Request: Find all lines in the records that include the word "volupté", and copy them out.

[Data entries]
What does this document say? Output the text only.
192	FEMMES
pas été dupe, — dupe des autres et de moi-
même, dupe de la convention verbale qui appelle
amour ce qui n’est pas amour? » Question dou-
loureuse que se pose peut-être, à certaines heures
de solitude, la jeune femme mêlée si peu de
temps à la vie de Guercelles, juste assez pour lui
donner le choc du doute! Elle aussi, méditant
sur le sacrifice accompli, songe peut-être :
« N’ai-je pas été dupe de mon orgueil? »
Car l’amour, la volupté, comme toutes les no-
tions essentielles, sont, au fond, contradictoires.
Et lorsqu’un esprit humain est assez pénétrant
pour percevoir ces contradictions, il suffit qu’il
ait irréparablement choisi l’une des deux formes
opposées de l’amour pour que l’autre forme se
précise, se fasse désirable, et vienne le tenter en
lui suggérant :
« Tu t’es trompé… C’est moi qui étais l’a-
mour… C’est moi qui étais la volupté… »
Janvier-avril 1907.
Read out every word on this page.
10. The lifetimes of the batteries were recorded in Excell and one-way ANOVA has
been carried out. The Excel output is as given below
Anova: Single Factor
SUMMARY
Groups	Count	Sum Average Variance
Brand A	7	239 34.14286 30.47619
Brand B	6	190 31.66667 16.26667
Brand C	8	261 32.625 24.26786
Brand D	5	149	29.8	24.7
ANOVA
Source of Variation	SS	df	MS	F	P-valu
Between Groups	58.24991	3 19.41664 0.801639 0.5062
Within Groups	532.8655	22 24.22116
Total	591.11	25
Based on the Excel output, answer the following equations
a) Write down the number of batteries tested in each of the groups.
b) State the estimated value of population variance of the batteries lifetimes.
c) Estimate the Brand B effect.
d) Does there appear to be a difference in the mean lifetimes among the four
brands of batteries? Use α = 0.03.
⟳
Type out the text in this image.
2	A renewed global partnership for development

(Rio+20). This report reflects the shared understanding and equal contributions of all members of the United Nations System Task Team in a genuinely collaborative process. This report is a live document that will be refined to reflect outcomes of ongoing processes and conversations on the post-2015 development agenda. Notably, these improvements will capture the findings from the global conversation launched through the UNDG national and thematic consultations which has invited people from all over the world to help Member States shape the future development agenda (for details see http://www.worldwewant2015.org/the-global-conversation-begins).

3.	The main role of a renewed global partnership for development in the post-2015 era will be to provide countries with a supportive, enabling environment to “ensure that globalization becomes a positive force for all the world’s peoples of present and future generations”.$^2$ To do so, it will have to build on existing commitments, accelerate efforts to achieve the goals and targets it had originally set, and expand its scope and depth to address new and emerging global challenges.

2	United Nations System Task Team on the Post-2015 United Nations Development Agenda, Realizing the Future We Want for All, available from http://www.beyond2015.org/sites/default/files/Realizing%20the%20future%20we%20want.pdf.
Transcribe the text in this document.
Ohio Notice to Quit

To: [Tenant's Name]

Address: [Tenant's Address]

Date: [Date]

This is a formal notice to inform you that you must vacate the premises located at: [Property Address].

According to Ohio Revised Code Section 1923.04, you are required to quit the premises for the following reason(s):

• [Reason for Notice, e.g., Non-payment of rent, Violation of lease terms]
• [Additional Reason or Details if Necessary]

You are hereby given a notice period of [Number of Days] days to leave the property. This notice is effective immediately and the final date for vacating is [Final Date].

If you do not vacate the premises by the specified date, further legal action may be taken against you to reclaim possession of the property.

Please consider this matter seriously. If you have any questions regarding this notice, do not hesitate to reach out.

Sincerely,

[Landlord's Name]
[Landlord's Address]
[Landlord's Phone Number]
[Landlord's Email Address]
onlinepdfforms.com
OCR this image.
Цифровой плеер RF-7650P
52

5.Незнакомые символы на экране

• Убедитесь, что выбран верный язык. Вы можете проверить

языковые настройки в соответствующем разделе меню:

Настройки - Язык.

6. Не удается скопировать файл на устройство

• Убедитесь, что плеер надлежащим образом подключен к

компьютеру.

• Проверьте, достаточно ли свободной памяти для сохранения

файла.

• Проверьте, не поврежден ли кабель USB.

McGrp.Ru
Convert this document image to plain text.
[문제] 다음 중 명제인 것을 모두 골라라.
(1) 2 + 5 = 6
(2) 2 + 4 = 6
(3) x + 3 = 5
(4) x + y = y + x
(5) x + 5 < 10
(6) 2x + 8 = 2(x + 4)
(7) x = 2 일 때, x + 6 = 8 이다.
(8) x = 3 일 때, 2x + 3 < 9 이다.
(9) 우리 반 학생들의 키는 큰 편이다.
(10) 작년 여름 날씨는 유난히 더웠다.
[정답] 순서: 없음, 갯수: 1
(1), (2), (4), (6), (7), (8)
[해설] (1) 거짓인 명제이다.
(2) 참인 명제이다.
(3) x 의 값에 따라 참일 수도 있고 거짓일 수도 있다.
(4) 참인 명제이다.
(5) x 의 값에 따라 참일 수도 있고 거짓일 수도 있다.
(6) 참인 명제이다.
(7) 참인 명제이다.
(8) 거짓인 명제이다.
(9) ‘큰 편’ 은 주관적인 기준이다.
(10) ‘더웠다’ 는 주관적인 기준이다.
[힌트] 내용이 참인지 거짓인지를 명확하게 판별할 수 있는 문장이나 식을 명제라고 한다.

Final result:
Car l’amour, la volupté, comme toutes les no-
mour… C’est moi qui étais la volupté… »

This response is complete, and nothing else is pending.